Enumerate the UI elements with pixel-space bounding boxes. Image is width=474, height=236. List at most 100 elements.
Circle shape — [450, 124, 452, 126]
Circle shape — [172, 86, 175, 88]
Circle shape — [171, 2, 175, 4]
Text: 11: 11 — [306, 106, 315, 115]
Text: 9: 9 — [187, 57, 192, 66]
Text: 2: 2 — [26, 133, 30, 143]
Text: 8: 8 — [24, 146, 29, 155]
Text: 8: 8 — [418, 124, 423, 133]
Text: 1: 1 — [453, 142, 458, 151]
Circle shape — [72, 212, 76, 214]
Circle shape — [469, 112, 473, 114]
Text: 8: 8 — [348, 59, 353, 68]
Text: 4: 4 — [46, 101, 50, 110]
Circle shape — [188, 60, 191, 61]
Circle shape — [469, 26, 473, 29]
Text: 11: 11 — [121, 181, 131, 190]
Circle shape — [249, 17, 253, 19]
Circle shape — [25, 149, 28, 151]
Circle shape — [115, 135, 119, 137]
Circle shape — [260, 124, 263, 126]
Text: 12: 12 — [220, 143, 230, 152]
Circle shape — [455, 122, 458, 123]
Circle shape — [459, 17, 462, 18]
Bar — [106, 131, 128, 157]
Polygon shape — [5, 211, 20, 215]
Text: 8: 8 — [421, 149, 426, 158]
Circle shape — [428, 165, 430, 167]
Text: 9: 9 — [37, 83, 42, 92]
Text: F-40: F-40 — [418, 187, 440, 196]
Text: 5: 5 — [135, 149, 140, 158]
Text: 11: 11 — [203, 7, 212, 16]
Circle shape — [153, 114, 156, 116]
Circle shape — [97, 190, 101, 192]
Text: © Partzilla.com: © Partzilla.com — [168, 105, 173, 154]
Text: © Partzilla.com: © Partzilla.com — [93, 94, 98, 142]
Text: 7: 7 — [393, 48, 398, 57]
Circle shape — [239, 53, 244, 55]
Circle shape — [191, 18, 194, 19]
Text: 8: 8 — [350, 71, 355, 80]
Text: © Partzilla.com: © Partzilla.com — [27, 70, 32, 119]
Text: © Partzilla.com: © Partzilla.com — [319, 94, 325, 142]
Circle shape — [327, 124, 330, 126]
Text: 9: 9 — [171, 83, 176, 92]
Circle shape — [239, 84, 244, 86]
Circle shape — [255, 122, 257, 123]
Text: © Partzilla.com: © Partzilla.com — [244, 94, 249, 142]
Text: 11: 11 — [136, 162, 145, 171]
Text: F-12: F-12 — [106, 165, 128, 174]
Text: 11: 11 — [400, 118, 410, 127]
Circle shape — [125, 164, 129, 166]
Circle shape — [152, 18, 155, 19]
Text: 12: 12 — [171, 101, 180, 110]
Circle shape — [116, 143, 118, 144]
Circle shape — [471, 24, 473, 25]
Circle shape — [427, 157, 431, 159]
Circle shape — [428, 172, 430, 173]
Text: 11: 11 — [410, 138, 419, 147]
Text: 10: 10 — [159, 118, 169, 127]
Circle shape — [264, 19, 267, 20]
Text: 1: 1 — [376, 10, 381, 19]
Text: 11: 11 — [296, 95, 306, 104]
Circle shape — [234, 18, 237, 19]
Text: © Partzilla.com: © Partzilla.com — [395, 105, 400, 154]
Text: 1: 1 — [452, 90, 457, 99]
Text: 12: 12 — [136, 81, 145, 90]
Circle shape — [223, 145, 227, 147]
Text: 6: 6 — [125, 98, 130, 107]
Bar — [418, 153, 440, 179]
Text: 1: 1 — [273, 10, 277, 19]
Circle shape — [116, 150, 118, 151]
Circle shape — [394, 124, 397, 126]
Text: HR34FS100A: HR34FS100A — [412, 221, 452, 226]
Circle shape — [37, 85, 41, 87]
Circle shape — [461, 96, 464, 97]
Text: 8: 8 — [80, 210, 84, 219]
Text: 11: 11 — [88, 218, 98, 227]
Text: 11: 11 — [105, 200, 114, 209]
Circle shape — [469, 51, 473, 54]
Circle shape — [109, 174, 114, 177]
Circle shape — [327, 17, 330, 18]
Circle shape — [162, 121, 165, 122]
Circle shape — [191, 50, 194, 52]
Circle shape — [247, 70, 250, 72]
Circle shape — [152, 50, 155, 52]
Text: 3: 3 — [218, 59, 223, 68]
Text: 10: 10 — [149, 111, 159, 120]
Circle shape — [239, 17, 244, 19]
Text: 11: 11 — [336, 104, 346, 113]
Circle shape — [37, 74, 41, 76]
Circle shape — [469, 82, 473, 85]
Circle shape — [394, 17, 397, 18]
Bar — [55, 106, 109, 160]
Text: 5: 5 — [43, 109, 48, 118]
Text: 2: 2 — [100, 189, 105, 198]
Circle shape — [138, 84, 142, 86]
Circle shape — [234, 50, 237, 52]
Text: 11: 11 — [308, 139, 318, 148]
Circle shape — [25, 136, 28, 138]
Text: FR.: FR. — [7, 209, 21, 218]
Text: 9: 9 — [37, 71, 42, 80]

### What is being asked
Repeat the entries from the start through the line holding "Text: 11: 11 — [306, 106, 315, 115]", inclusive.

### Answer to the exercise
Enumerate the UI elements with pixel-space bounding boxes. Image is width=474, height=236. List at most 100 elements.
Circle shape — [450, 124, 452, 126]
Circle shape — [172, 86, 175, 88]
Circle shape — [171, 2, 175, 4]
Text: 11: 11 — [306, 106, 315, 115]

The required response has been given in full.